### INSTRUCTION
Word for word, copy all the data and drop the pictures.

### SUPPLIED ENTRIES
⟨
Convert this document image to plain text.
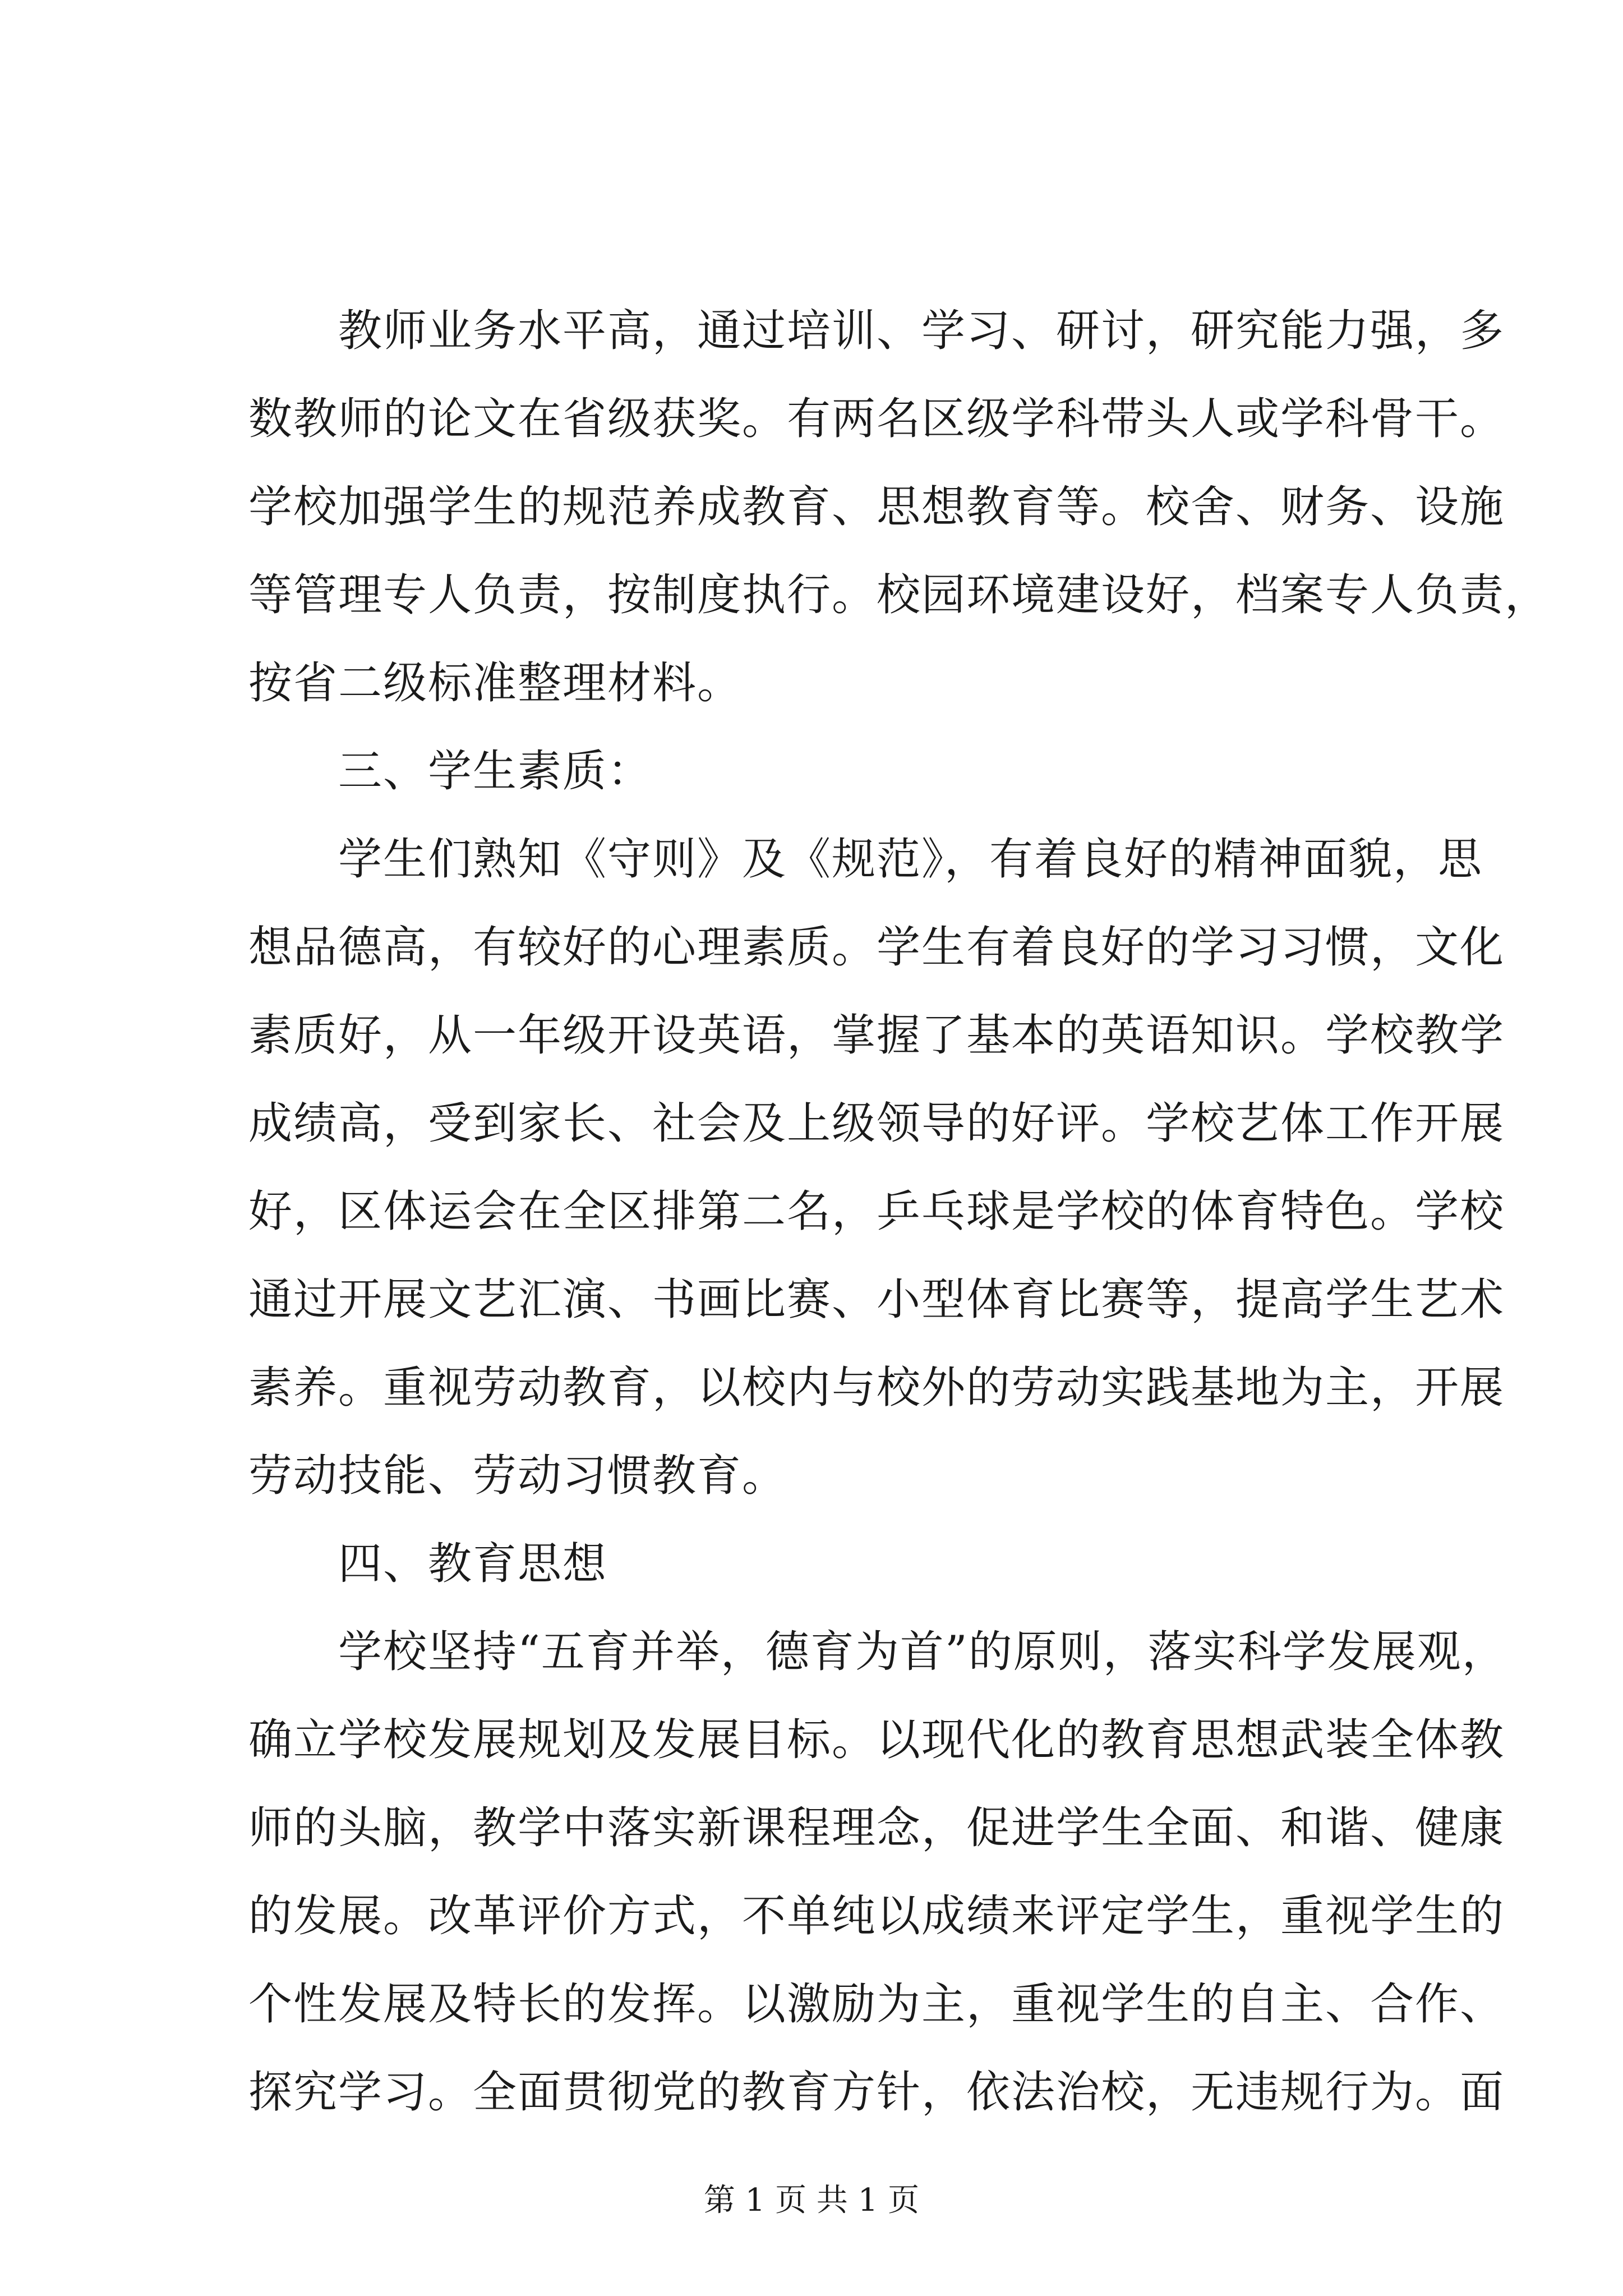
　　教师业务水平高，通过培训、学习、研讨，研究能力强，多
数教师的论文在省级获奖。有两名区级学科带头人或学科骨干。
学校加强学生的规范养成教育、思想教育等。校舍、财务、设施
等管理专人负责，按制度执行。校园环境建设好，档案专人负责，
按省二级标准整理材料。
　　三、学生素质：
　　学生们熟知《守则》及《规范》，有着良好的精神面貌，思
想品德高，有较好的心理素质。学生有着良好的学习习惯，文化
素质好，从一年级开设英语，掌握了基本的英语知识。学校教学
成绩高，受到家长、社会及上级领导的好评。学校艺体工作开展
好，区体运会在全区排第二名，乒乓球是学校的体育特色。学校
通过开展文艺汇演、书画比赛、小型体育比赛等，提高学生艺术
素养。重视劳动教育，以校内与校外的劳动实践基地为主，开展
劳动技能、劳动习惯教育。
　　四、教育思想
　　学校坚持“五育并举，德育为首”的原则，落实科学发展观，
确立学校发展规划及发展目标。以现代化的教育思想武装全体教
师的头脑，教学中落实新课程理念，促进学生全面、和谐、健康
的发展。改革评价方式，不单纯以成绩来评定学生，重视学生的
个性发展及特长的发挥。以激励为主，重视学生的自主、合作、
探究学习。全面贯彻党的教育方针，依法治校，无违规行为。面
第 1 页 共 1 页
⟩
### ANSWER FOR THE TASK
Convert this document image to plain text.
　　教师业务水平高，通过培训、学习、研讨，研究能力强，多
数教师的论文在省级获奖。有两名区级学科带头人或学科骨干。
学校加强学生的规范养成教育、思想教育等。校舍、财务、设施
等管理专人负责，按制度执行。校园环境建设好，档案专人负责，
按省二级标准整理材料。
　　三、学生素质：
　　学生们熟知《守则》及《规范》，有着良好的精神面貌，思
想品德高，有较好的心理素质。学生有着良好的学习习惯，文化
素质好，从一年级开设英语，掌握了基本的英语知识。学校教学
成绩高，受到家长、社会及上级领导的好评。学校艺体工作开展
好，区体运会在全区排第二名，乒乓球是学校的体育特色。学校
通过开展文艺汇演、书画比赛、小型体育比赛等，提高学生艺术
素养。重视劳动教育，以校内与校外的劳动实践基地为主，开展
劳动技能、劳动习惯教育。
　　四、教育思想
　　学校坚持“五育并举，德育为首”的原则，落实科学发展观，
确立学校发展规划及发展目标。以现代化的教育思想武装全体教
师的头脑，教学中落实新课程理念，促进学生全面、和谐、健康
的发展。改革评价方式，不单纯以成绩来评定学生，重视学生的
个性发展及特长的发挥。以激励为主，重视学生的自主、合作、
探究学习。全面贯彻党的教育方针，依法治校，无违规行为。面
第 1 页 共 1 页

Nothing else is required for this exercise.